• [Directive]
Using the data below, copy each line that includes the word "will".
------------------------------------
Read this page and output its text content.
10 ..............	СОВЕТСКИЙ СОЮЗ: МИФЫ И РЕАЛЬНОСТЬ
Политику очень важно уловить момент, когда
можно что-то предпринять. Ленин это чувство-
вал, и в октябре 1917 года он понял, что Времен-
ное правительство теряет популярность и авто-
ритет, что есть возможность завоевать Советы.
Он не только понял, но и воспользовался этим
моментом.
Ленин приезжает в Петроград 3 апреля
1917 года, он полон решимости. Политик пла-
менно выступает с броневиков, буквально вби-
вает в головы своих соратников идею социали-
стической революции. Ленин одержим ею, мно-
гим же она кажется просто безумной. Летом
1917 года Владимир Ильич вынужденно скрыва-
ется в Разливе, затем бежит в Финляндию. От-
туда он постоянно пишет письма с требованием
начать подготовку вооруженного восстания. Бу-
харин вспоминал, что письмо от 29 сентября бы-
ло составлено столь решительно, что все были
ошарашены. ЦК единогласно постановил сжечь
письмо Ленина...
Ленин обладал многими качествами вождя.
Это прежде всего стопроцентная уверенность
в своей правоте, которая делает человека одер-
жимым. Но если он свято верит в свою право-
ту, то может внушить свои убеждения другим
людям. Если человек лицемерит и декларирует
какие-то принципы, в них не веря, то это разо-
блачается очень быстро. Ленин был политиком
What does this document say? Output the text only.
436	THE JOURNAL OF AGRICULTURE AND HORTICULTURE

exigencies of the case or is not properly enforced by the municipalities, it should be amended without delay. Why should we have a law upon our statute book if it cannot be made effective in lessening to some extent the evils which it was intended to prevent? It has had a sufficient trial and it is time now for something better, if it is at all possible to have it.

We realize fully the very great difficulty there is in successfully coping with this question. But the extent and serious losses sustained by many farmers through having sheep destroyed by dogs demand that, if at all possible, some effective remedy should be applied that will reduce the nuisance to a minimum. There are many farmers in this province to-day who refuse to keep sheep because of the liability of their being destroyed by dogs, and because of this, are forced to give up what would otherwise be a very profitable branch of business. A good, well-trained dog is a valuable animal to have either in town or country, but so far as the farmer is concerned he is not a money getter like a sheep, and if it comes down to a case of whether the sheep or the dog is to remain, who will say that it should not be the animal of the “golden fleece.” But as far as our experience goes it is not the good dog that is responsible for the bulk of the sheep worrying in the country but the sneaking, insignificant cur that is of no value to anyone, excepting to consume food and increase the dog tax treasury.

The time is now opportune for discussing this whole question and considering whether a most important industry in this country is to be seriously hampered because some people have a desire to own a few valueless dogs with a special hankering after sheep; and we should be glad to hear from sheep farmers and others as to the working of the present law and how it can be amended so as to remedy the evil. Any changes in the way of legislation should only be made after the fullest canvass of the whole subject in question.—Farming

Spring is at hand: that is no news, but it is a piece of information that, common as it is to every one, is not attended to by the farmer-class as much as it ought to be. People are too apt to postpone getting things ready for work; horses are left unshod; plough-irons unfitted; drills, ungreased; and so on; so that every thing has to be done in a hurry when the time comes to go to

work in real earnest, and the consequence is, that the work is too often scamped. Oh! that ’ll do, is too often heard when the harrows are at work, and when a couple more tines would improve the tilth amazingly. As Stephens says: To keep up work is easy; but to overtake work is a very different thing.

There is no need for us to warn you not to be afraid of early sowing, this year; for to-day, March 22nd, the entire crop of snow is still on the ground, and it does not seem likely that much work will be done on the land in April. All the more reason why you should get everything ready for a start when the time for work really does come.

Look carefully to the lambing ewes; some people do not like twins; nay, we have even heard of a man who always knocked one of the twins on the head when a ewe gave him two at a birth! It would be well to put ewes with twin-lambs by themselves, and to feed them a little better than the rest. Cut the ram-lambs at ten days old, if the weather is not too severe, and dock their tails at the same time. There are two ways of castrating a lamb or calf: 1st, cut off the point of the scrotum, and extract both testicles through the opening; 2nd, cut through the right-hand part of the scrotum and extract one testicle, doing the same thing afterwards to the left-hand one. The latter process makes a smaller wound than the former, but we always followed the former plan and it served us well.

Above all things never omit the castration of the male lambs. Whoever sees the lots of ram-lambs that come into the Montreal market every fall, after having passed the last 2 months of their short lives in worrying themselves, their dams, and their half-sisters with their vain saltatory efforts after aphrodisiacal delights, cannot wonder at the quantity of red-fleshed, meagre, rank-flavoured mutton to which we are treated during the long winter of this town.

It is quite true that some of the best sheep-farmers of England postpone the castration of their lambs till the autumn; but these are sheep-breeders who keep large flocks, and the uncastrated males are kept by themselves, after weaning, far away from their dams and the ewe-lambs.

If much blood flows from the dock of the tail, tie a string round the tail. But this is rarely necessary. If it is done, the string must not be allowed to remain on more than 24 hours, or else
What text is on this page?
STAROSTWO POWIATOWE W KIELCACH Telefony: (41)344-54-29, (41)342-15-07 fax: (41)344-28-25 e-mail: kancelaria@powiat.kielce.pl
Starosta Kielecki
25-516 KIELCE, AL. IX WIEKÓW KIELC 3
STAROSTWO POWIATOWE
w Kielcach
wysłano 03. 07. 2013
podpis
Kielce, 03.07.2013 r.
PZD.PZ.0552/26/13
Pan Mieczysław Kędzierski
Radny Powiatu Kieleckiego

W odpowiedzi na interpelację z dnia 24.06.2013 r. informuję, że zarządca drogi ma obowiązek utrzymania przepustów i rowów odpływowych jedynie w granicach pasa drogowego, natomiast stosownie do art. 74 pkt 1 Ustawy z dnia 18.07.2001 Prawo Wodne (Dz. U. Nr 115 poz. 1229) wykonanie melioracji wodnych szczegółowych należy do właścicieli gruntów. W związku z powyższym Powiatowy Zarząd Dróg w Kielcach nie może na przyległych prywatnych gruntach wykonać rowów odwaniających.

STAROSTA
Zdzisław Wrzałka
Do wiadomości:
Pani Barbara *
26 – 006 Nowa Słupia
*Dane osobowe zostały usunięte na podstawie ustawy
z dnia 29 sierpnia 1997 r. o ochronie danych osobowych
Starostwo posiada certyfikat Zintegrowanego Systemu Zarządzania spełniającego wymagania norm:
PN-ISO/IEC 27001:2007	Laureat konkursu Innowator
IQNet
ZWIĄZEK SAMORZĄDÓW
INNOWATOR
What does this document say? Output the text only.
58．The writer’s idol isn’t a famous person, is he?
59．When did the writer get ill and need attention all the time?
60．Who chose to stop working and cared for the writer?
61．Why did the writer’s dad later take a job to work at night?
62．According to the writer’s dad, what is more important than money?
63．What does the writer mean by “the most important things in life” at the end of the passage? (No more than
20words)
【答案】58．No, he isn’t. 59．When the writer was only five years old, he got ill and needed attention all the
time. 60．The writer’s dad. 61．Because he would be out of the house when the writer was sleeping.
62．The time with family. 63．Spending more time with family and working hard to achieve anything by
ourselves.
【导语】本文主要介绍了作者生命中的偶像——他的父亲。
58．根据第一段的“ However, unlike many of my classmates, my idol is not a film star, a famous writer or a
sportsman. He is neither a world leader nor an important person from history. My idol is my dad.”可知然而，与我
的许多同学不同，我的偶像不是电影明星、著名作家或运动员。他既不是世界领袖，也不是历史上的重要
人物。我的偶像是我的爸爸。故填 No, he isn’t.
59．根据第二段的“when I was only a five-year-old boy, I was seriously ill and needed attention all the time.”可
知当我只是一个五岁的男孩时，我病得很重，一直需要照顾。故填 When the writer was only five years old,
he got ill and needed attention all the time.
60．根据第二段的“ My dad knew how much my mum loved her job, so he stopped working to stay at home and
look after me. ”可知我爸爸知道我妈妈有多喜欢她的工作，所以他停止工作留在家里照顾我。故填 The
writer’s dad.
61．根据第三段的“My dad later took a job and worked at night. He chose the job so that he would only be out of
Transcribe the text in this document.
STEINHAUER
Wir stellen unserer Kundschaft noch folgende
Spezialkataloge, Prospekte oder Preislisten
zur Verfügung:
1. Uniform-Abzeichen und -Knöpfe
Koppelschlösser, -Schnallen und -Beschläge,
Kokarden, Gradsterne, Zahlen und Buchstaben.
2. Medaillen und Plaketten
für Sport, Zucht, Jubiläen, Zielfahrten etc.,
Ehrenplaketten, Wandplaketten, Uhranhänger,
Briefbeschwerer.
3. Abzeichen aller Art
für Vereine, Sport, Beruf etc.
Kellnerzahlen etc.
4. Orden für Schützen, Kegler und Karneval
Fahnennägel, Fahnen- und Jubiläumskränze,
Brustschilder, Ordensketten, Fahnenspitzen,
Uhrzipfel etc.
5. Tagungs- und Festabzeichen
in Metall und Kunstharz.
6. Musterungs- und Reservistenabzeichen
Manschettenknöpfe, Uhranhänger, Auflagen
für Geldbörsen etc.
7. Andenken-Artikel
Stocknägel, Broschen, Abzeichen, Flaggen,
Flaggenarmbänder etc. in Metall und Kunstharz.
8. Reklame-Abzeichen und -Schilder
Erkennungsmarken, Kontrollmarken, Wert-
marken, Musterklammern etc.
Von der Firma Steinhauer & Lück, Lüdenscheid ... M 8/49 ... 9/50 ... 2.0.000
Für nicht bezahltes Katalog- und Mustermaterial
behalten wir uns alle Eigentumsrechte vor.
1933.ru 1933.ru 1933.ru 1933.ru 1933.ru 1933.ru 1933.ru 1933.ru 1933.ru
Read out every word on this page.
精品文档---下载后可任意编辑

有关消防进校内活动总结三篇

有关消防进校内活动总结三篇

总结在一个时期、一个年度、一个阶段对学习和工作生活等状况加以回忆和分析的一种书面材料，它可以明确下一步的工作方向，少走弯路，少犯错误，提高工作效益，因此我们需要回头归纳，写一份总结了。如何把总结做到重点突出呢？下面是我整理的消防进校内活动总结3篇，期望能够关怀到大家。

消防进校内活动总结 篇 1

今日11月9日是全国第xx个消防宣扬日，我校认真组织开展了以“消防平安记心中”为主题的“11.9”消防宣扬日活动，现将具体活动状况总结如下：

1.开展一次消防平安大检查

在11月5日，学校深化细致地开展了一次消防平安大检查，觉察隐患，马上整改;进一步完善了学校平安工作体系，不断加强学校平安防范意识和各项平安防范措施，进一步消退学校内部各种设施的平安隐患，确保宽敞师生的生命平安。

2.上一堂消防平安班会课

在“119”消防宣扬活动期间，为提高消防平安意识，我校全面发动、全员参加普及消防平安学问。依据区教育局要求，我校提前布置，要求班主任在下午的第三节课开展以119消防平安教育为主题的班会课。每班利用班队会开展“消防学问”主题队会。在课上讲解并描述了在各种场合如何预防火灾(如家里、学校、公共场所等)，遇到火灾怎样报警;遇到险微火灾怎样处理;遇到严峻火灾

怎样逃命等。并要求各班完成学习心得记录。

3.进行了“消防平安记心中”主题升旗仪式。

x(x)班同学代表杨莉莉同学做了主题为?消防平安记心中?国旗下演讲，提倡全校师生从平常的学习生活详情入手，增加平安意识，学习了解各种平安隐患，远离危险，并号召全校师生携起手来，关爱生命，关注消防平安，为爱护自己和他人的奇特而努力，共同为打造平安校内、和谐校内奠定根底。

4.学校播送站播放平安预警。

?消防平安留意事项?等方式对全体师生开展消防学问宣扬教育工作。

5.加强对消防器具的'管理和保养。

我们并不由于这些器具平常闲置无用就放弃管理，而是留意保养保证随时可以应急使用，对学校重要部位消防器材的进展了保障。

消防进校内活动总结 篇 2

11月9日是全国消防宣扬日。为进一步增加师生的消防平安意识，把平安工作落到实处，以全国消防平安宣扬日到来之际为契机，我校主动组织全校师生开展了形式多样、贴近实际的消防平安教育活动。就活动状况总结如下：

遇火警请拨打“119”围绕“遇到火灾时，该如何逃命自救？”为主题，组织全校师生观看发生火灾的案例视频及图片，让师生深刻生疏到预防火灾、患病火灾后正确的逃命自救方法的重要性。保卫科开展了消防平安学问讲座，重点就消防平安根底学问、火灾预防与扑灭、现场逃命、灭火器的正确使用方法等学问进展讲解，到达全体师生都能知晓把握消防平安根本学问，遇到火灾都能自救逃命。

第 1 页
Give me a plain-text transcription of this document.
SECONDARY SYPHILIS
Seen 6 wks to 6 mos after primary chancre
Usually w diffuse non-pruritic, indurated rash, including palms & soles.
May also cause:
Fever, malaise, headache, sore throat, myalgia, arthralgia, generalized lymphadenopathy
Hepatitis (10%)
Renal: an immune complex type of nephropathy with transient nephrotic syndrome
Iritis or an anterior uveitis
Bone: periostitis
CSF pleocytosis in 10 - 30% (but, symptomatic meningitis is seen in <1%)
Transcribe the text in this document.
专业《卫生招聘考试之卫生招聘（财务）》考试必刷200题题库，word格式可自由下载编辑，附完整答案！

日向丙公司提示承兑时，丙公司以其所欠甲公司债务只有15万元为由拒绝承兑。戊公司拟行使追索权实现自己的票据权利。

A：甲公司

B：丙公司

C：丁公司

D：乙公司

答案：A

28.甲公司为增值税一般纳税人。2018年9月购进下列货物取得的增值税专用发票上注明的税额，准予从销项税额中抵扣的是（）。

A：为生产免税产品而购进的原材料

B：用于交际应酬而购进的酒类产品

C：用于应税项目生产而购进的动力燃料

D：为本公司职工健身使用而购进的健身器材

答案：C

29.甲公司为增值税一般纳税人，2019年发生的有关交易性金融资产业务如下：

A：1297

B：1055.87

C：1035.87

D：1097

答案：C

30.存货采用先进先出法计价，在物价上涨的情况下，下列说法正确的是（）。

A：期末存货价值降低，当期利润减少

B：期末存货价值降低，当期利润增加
------------------------------------
• [Expected answer]
We realize fully the very great difficulty there is in successfully coping with this question. But the extent and serious losses sustained by many farmers through having sheep destroyed by dogs demand that, if at all possible, some effective remedy should be applied that will reduce the nuisance to a minimum. There are many farmers in this province to-day who refuse to keep sheep because of the liability of their being destroyed by dogs, and because of this, are forced to give up what would otherwise be a very profitable branch of business. A good, well-trained dog is a valuable animal to have either in town or country, but so far as the farmer is concerned he is not a money getter like a sheep, and if it comes down to a case of whether the sheep or the dog is to remain, who will say that it should not be the animal of the “golden fleece.” But as far as our experience goes it is not the good dog that is responsible for the bulk of the sheep worrying in the country but the sneaking, insignificant cur that is of no value to anyone, excepting to consume food and increase the dog tax treasury.
There is no need for us to warn you not to be afraid of early sowing, this year; for to-day, March 22nd, the entire crop of snow is still on the ground, and it does not seem likely that much work will be done on the land in April. All the more reason why you should get everything ready for a start when the time for work really does come.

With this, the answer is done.